• **WHAT IS NEEDED**
Answer with a single number: the count of lines that include the string "arrow".
::::
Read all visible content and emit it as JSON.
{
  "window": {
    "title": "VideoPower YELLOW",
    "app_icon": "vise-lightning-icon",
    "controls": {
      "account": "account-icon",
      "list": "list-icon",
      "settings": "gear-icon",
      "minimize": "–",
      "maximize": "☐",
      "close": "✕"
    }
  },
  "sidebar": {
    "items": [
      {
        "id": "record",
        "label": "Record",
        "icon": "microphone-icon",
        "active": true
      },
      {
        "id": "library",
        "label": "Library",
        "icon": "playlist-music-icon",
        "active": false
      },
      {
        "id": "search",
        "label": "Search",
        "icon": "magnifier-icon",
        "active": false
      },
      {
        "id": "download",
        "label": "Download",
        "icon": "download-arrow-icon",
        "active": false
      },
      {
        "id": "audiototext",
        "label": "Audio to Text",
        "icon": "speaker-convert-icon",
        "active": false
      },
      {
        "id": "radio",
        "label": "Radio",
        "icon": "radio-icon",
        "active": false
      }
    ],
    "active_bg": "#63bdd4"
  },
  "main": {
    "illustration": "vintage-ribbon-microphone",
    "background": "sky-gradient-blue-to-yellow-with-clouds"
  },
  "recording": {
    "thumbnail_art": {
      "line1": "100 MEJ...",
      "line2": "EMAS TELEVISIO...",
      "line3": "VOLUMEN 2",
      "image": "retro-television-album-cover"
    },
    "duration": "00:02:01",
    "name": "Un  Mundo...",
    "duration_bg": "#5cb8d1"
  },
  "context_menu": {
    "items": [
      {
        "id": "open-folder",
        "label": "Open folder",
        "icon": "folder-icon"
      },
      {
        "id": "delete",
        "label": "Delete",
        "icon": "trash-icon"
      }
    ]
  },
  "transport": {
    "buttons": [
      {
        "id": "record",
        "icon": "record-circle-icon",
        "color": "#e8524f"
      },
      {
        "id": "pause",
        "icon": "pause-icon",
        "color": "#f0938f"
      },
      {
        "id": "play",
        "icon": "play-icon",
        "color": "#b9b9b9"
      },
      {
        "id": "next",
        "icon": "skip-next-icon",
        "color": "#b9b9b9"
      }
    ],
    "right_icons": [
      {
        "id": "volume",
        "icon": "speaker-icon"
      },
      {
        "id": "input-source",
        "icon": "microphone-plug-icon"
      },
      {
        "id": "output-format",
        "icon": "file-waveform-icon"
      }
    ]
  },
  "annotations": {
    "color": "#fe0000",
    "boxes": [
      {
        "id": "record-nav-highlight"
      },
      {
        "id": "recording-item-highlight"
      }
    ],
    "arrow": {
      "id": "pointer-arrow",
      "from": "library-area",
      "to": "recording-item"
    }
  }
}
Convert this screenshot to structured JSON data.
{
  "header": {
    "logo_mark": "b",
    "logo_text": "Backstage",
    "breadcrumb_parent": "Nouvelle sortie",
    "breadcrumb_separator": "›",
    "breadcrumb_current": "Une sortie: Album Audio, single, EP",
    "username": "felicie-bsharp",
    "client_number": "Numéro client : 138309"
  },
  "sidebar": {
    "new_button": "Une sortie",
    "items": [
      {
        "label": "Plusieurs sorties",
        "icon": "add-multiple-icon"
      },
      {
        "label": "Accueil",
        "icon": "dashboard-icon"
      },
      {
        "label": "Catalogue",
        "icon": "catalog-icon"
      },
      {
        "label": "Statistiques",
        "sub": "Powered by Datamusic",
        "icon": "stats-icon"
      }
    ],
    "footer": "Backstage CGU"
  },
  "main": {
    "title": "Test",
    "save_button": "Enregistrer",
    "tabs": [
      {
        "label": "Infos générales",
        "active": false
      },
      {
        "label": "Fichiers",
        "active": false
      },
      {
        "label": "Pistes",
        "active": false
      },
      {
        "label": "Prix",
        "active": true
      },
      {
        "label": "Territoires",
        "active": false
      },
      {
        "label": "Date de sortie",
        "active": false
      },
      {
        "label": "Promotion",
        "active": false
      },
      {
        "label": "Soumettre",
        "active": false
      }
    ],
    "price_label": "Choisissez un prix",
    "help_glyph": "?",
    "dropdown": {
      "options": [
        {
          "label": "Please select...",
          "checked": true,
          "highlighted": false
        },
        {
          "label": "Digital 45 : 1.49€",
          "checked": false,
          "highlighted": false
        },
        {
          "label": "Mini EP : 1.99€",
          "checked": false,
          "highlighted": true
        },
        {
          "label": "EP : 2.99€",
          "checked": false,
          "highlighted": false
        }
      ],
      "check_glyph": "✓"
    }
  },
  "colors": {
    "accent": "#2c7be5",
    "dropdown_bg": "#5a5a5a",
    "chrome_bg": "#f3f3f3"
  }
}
::::
• **OUTPUT BELOW**
3